> _The data_:

──────────────────────────────

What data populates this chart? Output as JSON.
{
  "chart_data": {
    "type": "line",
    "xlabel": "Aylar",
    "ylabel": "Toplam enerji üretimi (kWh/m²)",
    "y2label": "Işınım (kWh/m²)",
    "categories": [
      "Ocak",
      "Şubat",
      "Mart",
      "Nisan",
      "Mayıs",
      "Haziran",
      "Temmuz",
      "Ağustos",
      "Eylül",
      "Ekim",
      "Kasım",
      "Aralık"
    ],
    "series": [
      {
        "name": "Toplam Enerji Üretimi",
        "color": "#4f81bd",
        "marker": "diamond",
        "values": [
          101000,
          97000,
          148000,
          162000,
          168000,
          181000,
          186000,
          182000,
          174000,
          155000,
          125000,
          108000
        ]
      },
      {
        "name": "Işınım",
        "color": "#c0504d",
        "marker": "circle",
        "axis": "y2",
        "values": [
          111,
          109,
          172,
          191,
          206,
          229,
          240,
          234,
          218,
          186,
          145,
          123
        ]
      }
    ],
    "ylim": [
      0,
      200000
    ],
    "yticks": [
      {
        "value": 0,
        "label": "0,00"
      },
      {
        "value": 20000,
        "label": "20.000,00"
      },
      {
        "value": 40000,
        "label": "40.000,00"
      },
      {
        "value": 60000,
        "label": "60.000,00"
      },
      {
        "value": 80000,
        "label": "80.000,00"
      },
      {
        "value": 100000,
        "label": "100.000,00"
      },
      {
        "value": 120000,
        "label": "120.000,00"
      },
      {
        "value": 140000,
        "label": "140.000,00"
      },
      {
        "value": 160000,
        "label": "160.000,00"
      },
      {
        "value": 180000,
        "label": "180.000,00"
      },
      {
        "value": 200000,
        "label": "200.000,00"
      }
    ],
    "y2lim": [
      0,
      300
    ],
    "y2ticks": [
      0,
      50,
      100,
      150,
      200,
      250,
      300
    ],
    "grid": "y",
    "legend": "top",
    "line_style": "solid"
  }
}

──────────────────────────────

> _Exercise description_: Each line above must be printed exactly as it appears.

> _Solved exercise_:
What data populates this chart? Output as JSON.
{
  "chart_data": {
    "type": "line",
    "xlabel": "Aylar",
    "ylabel": "Toplam enerji üretimi (kWh/m²)",
    "y2label": "Işınım (kWh/m²)",
    "categories": [
      "Ocak",
      "Şubat",
      "Mart",
      "Nisan",
      "Mayıs",
      "Haziran",
      "Temmuz",
      "Ağustos",
      "Eylül",
      "Ekim",
      "Kasım",
      "Aralık"
    ],
    "series": [
      {
        "name": "Toplam Enerji Üretimi",
        "color": "#4f81bd",
        "marker": "diamond",
        "values": [
          101000,
          97000,
          148000,
          162000,
          168000,
          181000,
          186000,
          182000,
          174000,
          155000,
          125000,
          108000
        ]
      },
      {
        "name": "Işınım",
        "color": "#c0504d",
        "marker": "circle",
        "axis": "y2",
        "values": [
          111,
          109,
          172,
          191,
          206,
          229,
          240,
          234,
          218,
          186,
          145,
          123
        ]
      }
    ],
    "ylim": [
      0,
      200000
    ],
    "yticks": [
      {
        "value": 0,
        "label": "0,00"
      },
      {
        "value": 20000,
        "label": "20.000,00"
      },
      {
        "value": 40000,
        "label": "40.000,00"
      },
      {
        "value": 60000,
        "label": "60.000,00"
      },
      {
        "value": 80000,
        "label": "80.000,00"
      },
      {
        "value": 100000,
        "label": "100.000,00"
      },
      {
        "value": 120000,
        "label": "120.000,00"
      },
      {
        "value": 140000,
        "label": "140.000,00"
      },
      {
        "value": 160000,
        "label": "160.000,00"
      },
      {
        "value": 180000,
        "label": "180.000,00"
      },
      {
        "value": 200000,
        "label": "200.000,00"
      }
    ],
    "y2lim": [
      0,
      300
    ],
    "y2ticks": [
      0,
      50,
      100,
      150,
      200,
      250,
      300
    ],
    "grid": "y",
    "legend": "top",
    "line_style": "solid"
  }
}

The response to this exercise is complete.